Requirements => Retype each of the following entries verbatim, line for line and without any changes.

[Element boundary entries]
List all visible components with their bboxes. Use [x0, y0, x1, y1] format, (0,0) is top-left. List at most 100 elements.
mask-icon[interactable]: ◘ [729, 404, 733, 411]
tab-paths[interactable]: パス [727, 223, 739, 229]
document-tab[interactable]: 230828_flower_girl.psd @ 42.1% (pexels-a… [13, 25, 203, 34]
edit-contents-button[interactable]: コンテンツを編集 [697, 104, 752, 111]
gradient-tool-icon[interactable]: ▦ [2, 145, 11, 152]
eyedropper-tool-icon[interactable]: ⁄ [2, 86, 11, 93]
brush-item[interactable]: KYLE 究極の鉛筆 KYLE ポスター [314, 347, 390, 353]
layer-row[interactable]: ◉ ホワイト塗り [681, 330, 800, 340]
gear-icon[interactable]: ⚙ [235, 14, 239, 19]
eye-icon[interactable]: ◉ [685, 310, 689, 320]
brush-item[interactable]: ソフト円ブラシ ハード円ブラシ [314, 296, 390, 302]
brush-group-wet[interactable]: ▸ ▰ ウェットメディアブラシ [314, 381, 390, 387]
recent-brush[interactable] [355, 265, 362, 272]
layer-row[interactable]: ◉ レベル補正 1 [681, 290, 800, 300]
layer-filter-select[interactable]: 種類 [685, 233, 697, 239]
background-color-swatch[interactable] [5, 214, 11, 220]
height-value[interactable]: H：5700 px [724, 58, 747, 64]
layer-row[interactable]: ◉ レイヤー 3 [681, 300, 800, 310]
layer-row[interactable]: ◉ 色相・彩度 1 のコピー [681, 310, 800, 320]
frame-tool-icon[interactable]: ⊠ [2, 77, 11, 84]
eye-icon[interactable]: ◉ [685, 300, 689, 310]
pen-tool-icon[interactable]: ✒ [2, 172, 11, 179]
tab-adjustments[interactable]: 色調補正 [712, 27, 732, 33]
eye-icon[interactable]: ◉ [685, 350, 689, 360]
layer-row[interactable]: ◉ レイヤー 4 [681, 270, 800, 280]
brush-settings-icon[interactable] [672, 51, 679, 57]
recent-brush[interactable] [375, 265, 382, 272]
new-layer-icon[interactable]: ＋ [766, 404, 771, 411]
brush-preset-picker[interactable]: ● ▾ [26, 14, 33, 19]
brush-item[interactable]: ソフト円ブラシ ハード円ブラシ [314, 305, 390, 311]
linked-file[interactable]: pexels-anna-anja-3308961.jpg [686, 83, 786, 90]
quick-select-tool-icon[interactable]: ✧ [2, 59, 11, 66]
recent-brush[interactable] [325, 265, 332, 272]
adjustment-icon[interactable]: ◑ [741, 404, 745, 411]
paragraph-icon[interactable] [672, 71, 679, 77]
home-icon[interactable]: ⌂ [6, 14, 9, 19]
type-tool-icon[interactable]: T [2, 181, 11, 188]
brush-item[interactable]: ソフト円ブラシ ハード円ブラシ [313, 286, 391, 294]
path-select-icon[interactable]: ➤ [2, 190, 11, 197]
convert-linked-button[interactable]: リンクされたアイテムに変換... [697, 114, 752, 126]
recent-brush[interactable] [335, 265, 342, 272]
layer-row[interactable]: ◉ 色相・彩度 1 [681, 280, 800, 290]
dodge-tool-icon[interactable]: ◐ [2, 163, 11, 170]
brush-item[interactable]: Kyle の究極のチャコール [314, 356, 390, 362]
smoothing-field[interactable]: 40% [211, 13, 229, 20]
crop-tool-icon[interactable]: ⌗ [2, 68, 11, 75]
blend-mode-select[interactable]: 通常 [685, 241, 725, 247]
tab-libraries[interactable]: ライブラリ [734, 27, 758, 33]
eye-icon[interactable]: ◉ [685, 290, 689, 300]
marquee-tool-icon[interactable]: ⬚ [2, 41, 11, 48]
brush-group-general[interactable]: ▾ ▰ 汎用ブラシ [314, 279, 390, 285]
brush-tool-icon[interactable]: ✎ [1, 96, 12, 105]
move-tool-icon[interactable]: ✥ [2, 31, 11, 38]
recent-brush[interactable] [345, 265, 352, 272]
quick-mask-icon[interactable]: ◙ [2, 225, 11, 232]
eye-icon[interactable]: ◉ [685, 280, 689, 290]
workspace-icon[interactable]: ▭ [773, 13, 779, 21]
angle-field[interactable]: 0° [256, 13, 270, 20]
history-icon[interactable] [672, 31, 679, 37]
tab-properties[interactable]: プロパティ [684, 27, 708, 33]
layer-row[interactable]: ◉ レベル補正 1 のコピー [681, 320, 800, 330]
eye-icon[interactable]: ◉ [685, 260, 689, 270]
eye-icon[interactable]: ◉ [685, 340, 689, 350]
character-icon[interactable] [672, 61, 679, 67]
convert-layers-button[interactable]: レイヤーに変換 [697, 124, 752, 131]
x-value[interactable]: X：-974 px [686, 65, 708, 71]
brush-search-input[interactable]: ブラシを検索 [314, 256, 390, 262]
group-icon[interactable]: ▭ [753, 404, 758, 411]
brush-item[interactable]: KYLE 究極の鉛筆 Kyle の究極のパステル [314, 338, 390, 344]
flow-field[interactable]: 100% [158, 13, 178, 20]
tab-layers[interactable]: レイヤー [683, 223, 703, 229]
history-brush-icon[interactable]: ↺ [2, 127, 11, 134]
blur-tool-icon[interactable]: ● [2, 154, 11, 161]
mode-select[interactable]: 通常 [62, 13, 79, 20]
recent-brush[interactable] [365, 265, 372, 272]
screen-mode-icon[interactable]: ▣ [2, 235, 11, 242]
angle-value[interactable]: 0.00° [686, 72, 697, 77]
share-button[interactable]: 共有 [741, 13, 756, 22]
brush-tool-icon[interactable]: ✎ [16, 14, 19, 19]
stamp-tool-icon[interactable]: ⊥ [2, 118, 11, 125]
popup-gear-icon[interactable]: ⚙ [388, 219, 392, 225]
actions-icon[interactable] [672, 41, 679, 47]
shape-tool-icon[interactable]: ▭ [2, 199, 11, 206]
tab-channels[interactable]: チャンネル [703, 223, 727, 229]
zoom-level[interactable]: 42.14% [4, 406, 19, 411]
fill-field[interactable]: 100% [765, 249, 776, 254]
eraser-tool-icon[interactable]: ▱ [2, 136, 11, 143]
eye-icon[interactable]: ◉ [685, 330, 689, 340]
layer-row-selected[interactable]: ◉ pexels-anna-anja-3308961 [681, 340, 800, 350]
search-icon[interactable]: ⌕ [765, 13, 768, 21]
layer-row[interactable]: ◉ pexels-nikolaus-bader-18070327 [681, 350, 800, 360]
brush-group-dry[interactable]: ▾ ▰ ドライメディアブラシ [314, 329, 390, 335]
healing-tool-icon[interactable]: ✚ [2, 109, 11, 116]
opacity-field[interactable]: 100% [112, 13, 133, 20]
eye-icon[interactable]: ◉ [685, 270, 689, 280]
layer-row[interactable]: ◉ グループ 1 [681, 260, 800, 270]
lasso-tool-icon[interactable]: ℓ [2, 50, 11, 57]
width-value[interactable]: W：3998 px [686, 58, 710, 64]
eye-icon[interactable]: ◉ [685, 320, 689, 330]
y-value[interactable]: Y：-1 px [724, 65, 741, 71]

Exercise response =>
List all visible components with their bboxes. Use [x0, y0, x1, y1] format, (0,0) is top-left. List at most 100 elements.
mask-icon[interactable]: ◘ [729, 404, 733, 411]
tab-paths[interactable]: パス [727, 223, 739, 229]
document-tab[interactable]: 230828_flower_girl.psd @ 42.1% (pexels-a… [13, 25, 203, 34]
edit-contents-button[interactable]: コンテンツを編集 [697, 104, 752, 111]
gradient-tool-icon[interactable]: ▦ [2, 145, 11, 152]
eyedropper-tool-icon[interactable]: ⁄ [2, 86, 11, 93]
brush-item[interactable]: KYLE 究極の鉛筆 KYLE ポスター [314, 347, 390, 353]
layer-row[interactable]: ◉ ホワイト塗り [681, 330, 800, 340]
gear-icon[interactable]: ⚙ [235, 14, 239, 19]
eye-icon[interactable]: ◉ [685, 310, 689, 320]
brush-item[interactable]: ソフト円ブラシ ハード円ブラシ [314, 296, 390, 302]
brush-group-wet[interactable]: ▸ ▰ ウェットメディアブラシ [314, 381, 390, 387]
recent-brush[interactable] [355, 265, 362, 272]
layer-row[interactable]: ◉ レベル補正 1 [681, 290, 800, 300]
layer-filter-select[interactable]: 種類 [685, 233, 697, 239]
background-color-swatch[interactable] [5, 214, 11, 220]
height-value[interactable]: H：5700 px [724, 58, 747, 64]
layer-row[interactable]: ◉ レイヤー 3 [681, 300, 800, 310]
layer-row[interactable]: ◉ 色相・彩度 1 のコピー [681, 310, 800, 320]
frame-tool-icon[interactable]: ⊠ [2, 77, 11, 84]
eye-icon[interactable]: ◉ [685, 300, 689, 310]
pen-tool-icon[interactable]: ✒ [2, 172, 11, 179]
tab-adjustments[interactable]: 色調補正 [712, 27, 732, 33]
eye-icon[interactable]: ◉ [685, 350, 689, 360]
layer-row[interactable]: ◉ レイヤー 4 [681, 270, 800, 280]
brush-settings-icon[interactable] [672, 51, 679, 57]
recent-brush[interactable] [375, 265, 382, 272]
new-layer-icon[interactable]: ＋ [766, 404, 771, 411]
brush-preset-picker[interactable]: ● ▾ [26, 14, 33, 19]
brush-item[interactable]: ソフト円ブラシ ハード円ブラシ [314, 305, 390, 311]
linked-file[interactable]: pexels-anna-anja-3308961.jpg [686, 83, 786, 90]
quick-select-tool-icon[interactable]: ✧ [2, 59, 11, 66]
recent-brush[interactable] [325, 265, 332, 272]
adjustment-icon[interactable]: ◑ [741, 404, 745, 411]
paragraph-icon[interactable] [672, 71, 679, 77]
home-icon[interactable]: ⌂ [6, 14, 9, 19]
type-tool-icon[interactable]: T [2, 181, 11, 188]
brush-item[interactable]: ソフト円ブラシ ハード円ブラシ [313, 286, 391, 294]
path-select-icon[interactable]: ➤ [2, 190, 11, 197]
convert-linked-button[interactable]: リンクされたアイテムに変換... [697, 114, 752, 126]
recent-brush[interactable] [335, 265, 342, 272]
layer-row[interactable]: ◉ 色相・彩度 1 [681, 280, 800, 290]
dodge-tool-icon[interactable]: ◐ [2, 163, 11, 170]
brush-item[interactable]: Kyle の究極のチャコール [314, 356, 390, 362]
smoothing-field[interactable]: 40% [211, 13, 229, 20]
crop-tool-icon[interactable]: ⌗ [2, 68, 11, 75]
blend-mode-select[interactable]: 通常 [685, 241, 725, 247]
tab-libraries[interactable]: ライブラリ [734, 27, 758, 33]
eye-icon[interactable]: ◉ [685, 290, 689, 300]
marquee-tool-icon[interactable]: ⬚ [2, 41, 11, 48]
brush-group-general[interactable]: ▾ ▰ 汎用ブラシ [314, 279, 390, 285]
brush-tool-icon[interactable]: ✎ [1, 96, 12, 105]
move-tool-icon[interactable]: ✥ [2, 31, 11, 38]
recent-brush[interactable] [345, 265, 352, 272]
quick-mask-icon[interactable]: ◙ [2, 225, 11, 232]
eye-icon[interactable]: ◉ [685, 280, 689, 290]
workspace-icon[interactable]: ▭ [773, 13, 779, 21]
angle-field[interactable]: 0° [256, 13, 270, 20]
history-icon[interactable] [672, 31, 679, 37]
tab-properties[interactable]: プロパティ [684, 27, 708, 33]
layer-row[interactable]: ◉ レベル補正 1 のコピー [681, 320, 800, 330]
eye-icon[interactable]: ◉ [685, 260, 689, 270]
eye-icon[interactable]: ◉ [685, 340, 689, 350]
character-icon[interactable] [672, 61, 679, 67]
convert-layers-button[interactable]: レイヤーに変換 [697, 124, 752, 131]
x-value[interactable]: X：-974 px [686, 65, 708, 71]
brush-search-input[interactable]: ブラシを検索 [314, 256, 390, 262]
group-icon[interactable]: ▭ [753, 404, 758, 411]
brush-item[interactable]: KYLE 究極の鉛筆 Kyle の究極のパステル [314, 338, 390, 344]
flow-field[interactable]: 100% [158, 13, 178, 20]
tab-layers[interactable]: レイヤー [683, 223, 703, 229]
history-brush-icon[interactable]: ↺ [2, 127, 11, 134]
blur-tool-icon[interactable]: ● [2, 154, 11, 161]
mode-select[interactable]: 通常 [62, 13, 79, 20]
recent-brush[interactable] [365, 265, 372, 272]
screen-mode-icon[interactable]: ▣ [2, 235, 11, 242]
angle-value[interactable]: 0.00° [686, 72, 697, 77]
share-button[interactable]: 共有 [741, 13, 756, 22]
brush-tool-icon[interactable]: ✎ [16, 14, 19, 19]
stamp-tool-icon[interactable]: ⊥ [2, 118, 11, 125]
popup-gear-icon[interactable]: ⚙ [388, 219, 392, 225]
actions-icon[interactable] [672, 41, 679, 47]
shape-tool-icon[interactable]: ▭ [2, 199, 11, 206]
tab-channels[interactable]: チャンネル [703, 223, 727, 229]
zoom-level[interactable]: 42.14% [4, 406, 19, 411]
fill-field[interactable]: 100% [765, 249, 776, 254]
eraser-tool-icon[interactable]: ▱ [2, 136, 11, 143]
eye-icon[interactable]: ◉ [685, 330, 689, 340]
layer-row-selected[interactable]: ◉ pexels-anna-anja-3308961 [681, 340, 800, 350]
search-icon[interactable]: ⌕ [765, 13, 768, 21]
layer-row[interactable]: ◉ pexels-nikolaus-bader-18070327 [681, 350, 800, 360]
brush-group-dry[interactable]: ▾ ▰ ドライメディアブラシ [314, 329, 390, 335]
healing-tool-icon[interactable]: ✚ [2, 109, 11, 116]
opacity-field[interactable]: 100% [112, 13, 133, 20]
eye-icon[interactable]: ◉ [685, 270, 689, 280]
layer-row[interactable]: ◉ グループ 1 [681, 260, 800, 270]
lasso-tool-icon[interactable]: ℓ [2, 50, 11, 57]
width-value[interactable]: W：3998 px [686, 58, 710, 64]
eye-icon[interactable]: ◉ [685, 320, 689, 330]
y-value[interactable]: Y：-1 px [724, 65, 741, 71]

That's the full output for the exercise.